Repeat the records verbatim and leave the pictures out of your copy.
━━ Material
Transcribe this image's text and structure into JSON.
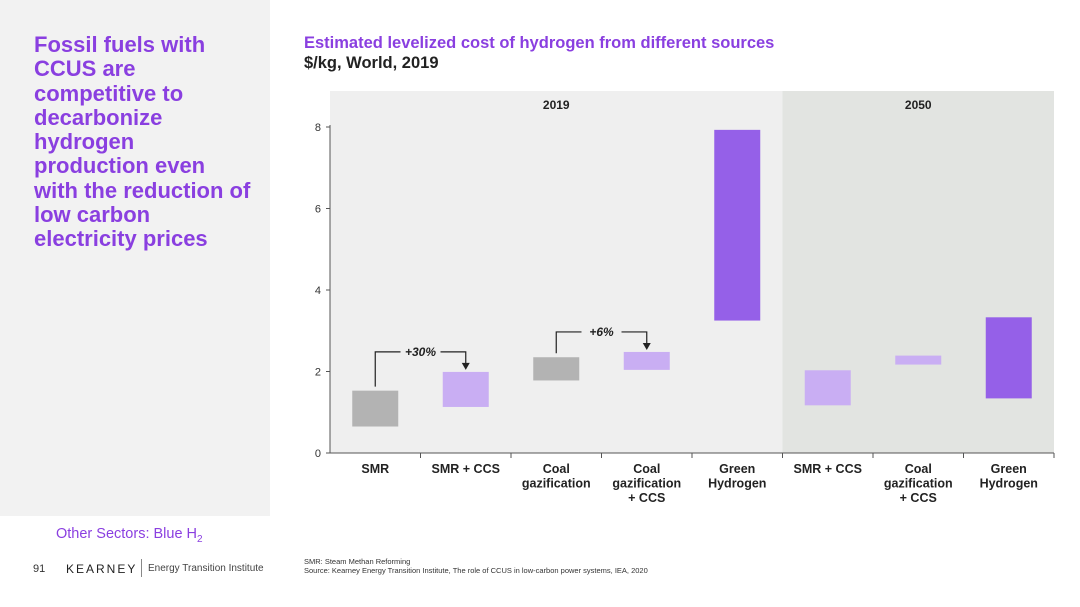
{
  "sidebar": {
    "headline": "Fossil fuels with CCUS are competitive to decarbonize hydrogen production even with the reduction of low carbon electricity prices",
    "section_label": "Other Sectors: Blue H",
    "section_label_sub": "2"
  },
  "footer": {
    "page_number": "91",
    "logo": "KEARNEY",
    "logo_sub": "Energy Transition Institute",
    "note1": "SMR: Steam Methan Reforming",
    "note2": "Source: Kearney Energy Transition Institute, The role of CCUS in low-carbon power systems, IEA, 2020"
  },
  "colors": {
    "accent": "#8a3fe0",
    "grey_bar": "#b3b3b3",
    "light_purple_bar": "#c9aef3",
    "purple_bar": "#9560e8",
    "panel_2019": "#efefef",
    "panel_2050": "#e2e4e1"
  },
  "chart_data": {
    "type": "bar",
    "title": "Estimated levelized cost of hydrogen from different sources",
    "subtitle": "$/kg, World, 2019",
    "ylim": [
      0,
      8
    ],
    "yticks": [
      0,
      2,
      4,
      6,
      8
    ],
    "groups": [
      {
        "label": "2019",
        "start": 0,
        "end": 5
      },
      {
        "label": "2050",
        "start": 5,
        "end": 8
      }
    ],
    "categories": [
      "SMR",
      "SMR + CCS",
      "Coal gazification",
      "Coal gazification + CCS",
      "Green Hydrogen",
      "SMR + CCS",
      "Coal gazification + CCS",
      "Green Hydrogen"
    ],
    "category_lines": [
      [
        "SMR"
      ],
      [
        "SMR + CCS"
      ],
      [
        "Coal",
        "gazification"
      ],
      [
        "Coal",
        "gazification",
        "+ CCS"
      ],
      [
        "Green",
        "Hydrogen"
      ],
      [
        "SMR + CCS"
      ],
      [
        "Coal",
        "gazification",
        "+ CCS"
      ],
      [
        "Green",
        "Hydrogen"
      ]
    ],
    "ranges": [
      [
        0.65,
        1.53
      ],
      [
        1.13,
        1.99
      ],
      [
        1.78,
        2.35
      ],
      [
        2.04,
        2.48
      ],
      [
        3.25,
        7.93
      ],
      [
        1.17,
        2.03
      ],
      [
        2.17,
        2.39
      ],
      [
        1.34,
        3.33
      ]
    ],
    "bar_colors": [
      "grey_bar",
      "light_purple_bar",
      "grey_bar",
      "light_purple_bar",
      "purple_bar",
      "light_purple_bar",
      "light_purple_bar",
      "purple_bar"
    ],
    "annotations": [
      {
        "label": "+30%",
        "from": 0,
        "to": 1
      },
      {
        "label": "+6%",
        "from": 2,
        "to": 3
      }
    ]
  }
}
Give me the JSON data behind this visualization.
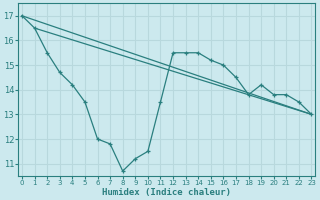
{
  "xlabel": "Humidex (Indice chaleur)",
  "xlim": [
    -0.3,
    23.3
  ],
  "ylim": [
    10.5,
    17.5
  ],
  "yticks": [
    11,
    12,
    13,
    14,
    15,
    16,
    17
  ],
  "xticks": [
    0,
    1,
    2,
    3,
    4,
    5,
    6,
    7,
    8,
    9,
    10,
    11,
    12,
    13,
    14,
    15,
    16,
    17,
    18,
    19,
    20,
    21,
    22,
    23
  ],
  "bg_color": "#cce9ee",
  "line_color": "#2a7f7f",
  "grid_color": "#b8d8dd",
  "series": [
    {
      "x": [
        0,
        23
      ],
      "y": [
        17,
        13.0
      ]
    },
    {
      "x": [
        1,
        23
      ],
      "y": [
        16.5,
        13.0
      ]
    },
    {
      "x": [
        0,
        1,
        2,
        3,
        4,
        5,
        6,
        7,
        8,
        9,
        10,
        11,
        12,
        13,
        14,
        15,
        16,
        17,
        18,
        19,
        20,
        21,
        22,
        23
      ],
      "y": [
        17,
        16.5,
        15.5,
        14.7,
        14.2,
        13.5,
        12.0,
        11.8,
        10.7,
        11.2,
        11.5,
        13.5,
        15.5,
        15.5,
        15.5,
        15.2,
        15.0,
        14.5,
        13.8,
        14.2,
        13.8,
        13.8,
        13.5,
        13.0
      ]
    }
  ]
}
━━━━
**Exercise answer**
Transcribe this image's text and structure into JSON.
{
  "sidebar": {
    "headline": "Fossil fuels with CCUS are competitive to decarbonize hydrogen production even with the reduction of low carbon electricity prices",
    "section_label": "Other Sectors: Blue H",
    "section_label_sub": "2"
  },
  "footer": {
    "page_number": "91",
    "logo": "KEARNEY",
    "logo_sub": "Energy Transition Institute",
    "note1": "SMR: Steam Methan Reforming",
    "note2": "Source: Kearney Energy Transition Institute, The role of CCUS in low-carbon power systems, IEA, 2020"
  },
  "colors": {
    "accent": "#8a3fe0",
    "grey_bar": "#b3b3b3",
    "light_purple_bar": "#c9aef3",
    "purple_bar": "#9560e8",
    "panel_2019": "#efefef",
    "panel_2050": "#e2e4e1"
  },
  "chart_data": {
    "type": "bar",
    "title": "Estimated levelized cost of hydrogen from different sources",
    "subtitle": "$/kg, World, 2019",
    "ylim": [
      0,
      8
    ],
    "yticks": [
      0,
      2,
      4,
      6,
      8
    ],
    "groups": [
      {
        "label": "2019",
        "start": 0,
        "end": 5
      },
      {
        "label": "2050",
        "start": 5,
        "end": 8
      }
    ],
    "categories": [
      "SMR",
      "SMR + CCS",
      "Coal gazification",
      "Coal gazification + CCS",
      "Green Hydrogen",
      "SMR + CCS",
      "Coal gazification + CCS",
      "Green Hydrogen"
    ],
    "category_lines": [
      [
        "SMR"
      ],
      [
        "SMR + CCS"
      ],
      [
        "Coal",
        "gazification"
      ],
      [
        "Coal",
        "gazification",
        "+ CCS"
      ],
      [
        "Green",
        "Hydrogen"
      ],
      [
        "SMR + CCS"
      ],
      [
        "Coal",
        "gazification",
        "+ CCS"
      ],
      [
        "Green",
        "Hydrogen"
      ]
    ],
    "ranges": [
      [
        0.65,
        1.53
      ],
      [
        1.13,
        1.99
      ],
      [
        1.78,
        2.35
      ],
      [
        2.04,
        2.48
      ],
      [
        3.25,
        7.93
      ],
      [
        1.17,
        2.03
      ],
      [
        2.17,
        2.39
      ],
      [
        1.34,
        3.33
      ]
    ],
    "bar_colors": [
      "grey_bar",
      "light_purple_bar",
      "grey_bar",
      "light_purple_bar",
      "purple_bar",
      "light_purple_bar",
      "light_purple_bar",
      "purple_bar"
    ],
    "annotations": [
      {
        "label": "+30%",
        "from": 0,
        "to": 1
      },
      {
        "label": "+6%",
        "from": 2,
        "to": 3
      }
    ]
  }
}
Give me the JSON data behind this visualization.
{
  "xlabel": "Humidex (Indice chaleur)",
  "xlim": [
    -0.3,
    23.3
  ],
  "ylim": [
    10.5,
    17.5
  ],
  "yticks": [
    11,
    12,
    13,
    14,
    15,
    16,
    17
  ],
  "xticks": [
    0,
    1,
    2,
    3,
    4,
    5,
    6,
    7,
    8,
    9,
    10,
    11,
    12,
    13,
    14,
    15,
    16,
    17,
    18,
    19,
    20,
    21,
    22,
    23
  ],
  "bg_color": "#cce9ee",
  "line_color": "#2a7f7f",
  "grid_color": "#b8d8dd",
  "series": [
    {
      "x": [
        0,
        23
      ],
      "y": [
        17,
        13.0
      ]
    },
    {
      "x": [
        1,
        23
      ],
      "y": [
        16.5,
        13.0
      ]
    },
    {
      "x": [
        0,
        1,
        2,
        3,
        4,
        5,
        6,
        7,
        8,
        9,
        10,
        11,
        12,
        13,
        14,
        15,
        16,
        17,
        18,
        19,
        20,
        21,
        22,
        23
      ],
      "y": [
        17,
        16.5,
        15.5,
        14.7,
        14.2,
        13.5,
        12.0,
        11.8,
        10.7,
        11.2,
        11.5,
        13.5,
        15.5,
        15.5,
        15.5,
        15.2,
        15.0,
        14.5,
        13.8,
        14.2,
        13.8,
        13.8,
        13.5,
        13.0
      ]
    }
  ]
}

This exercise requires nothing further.